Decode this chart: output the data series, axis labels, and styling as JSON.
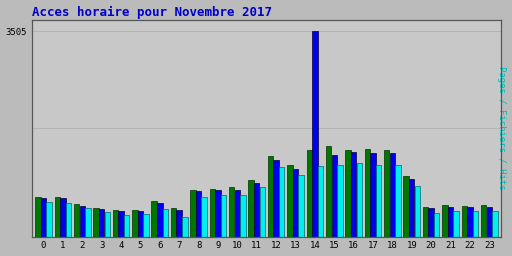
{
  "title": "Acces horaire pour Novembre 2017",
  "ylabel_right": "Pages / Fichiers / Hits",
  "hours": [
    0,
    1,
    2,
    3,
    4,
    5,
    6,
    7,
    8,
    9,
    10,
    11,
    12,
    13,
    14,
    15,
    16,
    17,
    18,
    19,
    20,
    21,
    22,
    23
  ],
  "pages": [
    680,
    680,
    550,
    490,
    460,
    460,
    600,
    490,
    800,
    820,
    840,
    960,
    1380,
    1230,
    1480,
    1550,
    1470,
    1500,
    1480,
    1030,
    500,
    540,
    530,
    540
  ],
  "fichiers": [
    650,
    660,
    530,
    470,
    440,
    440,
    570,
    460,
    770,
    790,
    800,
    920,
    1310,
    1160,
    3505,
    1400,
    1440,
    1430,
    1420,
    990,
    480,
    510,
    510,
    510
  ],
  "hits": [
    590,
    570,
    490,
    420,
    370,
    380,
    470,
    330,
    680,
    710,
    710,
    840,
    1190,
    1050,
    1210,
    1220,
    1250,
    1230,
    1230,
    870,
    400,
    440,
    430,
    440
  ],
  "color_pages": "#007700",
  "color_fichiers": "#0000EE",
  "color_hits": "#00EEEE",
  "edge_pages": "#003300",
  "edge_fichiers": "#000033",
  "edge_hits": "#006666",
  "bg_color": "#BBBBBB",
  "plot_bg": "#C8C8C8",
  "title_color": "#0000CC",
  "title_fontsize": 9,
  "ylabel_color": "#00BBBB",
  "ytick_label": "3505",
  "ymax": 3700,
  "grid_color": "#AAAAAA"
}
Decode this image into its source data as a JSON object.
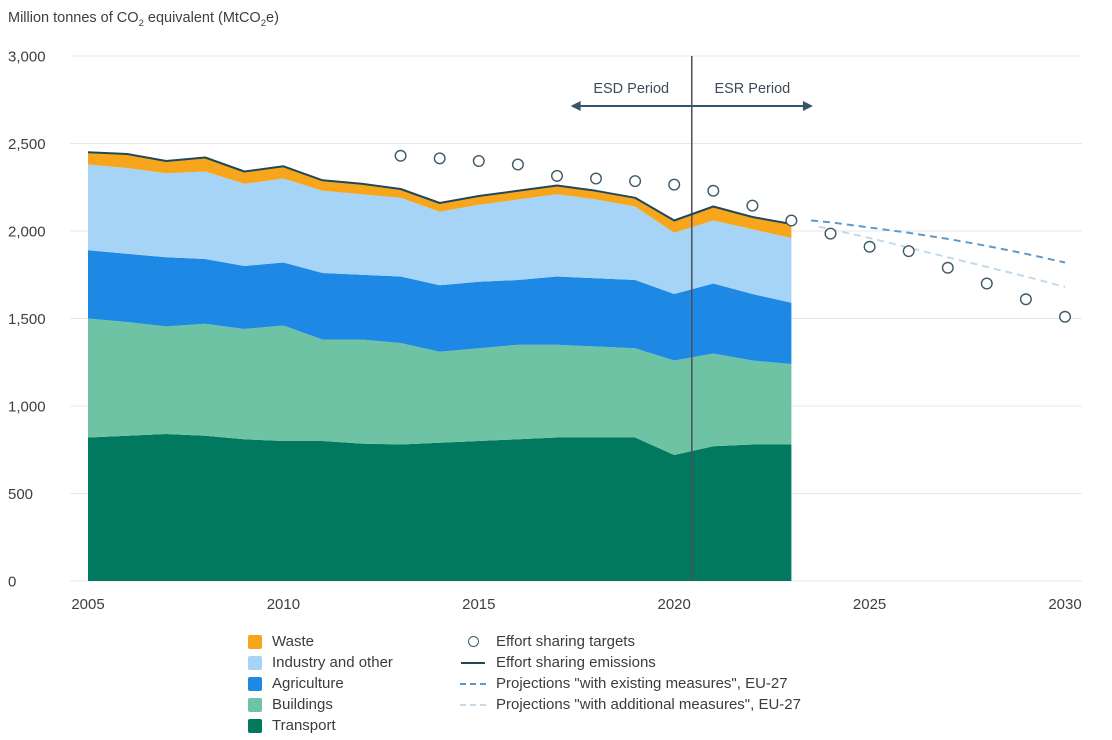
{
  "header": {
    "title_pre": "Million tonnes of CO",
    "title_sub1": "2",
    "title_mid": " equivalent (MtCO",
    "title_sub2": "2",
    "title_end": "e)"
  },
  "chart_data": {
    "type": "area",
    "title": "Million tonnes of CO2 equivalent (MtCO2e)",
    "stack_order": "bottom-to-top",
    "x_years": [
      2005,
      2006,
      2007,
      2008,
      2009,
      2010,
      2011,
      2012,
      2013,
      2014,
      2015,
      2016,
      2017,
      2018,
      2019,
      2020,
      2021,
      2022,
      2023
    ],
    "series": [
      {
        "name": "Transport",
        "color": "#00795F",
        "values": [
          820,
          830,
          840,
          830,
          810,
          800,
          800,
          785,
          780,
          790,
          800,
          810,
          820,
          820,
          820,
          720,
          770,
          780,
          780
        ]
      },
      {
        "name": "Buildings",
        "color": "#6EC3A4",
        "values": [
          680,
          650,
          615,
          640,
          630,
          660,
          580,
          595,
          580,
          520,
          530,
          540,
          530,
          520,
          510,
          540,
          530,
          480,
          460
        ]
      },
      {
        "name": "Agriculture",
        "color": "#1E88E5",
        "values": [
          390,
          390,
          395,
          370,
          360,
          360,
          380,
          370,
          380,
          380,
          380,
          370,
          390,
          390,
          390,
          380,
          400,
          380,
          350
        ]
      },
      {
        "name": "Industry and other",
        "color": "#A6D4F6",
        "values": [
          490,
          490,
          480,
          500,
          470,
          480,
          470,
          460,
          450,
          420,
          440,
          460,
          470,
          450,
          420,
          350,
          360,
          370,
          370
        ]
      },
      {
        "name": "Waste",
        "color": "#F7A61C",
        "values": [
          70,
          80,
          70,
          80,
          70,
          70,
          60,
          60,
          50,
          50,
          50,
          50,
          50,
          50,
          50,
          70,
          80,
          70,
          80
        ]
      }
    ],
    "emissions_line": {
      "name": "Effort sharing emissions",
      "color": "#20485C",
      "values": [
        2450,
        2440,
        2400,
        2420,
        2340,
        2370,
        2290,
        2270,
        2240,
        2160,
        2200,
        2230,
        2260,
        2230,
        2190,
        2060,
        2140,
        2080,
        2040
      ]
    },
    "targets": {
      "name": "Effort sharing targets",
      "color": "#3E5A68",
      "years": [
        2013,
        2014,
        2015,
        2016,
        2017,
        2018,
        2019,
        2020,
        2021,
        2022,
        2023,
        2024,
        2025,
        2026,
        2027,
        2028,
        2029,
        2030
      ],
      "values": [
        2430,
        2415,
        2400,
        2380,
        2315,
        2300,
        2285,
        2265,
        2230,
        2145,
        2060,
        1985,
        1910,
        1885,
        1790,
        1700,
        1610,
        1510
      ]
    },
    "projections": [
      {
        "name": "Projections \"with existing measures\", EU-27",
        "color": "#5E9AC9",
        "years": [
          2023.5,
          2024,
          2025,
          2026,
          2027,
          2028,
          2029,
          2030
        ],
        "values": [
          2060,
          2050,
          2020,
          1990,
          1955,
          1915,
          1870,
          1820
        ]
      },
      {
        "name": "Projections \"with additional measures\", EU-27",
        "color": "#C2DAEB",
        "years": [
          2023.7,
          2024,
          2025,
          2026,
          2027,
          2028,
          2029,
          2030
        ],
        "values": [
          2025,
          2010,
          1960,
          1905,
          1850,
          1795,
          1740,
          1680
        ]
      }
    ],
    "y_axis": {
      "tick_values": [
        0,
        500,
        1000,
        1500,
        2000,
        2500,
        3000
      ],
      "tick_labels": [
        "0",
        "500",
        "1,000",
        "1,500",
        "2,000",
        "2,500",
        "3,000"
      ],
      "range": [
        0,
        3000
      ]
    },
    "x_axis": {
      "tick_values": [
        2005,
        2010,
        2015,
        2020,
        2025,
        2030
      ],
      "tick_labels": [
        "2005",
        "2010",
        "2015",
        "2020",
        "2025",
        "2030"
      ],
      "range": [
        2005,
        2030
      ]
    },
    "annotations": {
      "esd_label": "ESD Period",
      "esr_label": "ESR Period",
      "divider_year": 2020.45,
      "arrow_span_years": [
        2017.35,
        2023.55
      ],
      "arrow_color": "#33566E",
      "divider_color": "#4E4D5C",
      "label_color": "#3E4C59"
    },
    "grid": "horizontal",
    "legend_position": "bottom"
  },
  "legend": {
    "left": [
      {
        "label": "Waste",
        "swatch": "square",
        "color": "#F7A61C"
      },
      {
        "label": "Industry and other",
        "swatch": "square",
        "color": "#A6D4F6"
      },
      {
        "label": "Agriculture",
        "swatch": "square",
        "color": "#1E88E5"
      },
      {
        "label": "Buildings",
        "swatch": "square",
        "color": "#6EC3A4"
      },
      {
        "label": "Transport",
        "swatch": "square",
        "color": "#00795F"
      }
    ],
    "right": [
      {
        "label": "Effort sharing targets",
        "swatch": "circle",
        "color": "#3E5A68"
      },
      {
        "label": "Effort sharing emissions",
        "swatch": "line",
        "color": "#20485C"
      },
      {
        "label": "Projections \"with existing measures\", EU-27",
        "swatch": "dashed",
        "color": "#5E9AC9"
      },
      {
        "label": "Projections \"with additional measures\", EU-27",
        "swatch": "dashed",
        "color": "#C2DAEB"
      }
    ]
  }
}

.....

SHORT EXERCISE:
Look through the listing and extract every line with "this" in it.

EXERCISE ANSWER:
Decode this chart: output the data series, axis labels, and styling as JSON.
Decode this image into its source data as a JSON object.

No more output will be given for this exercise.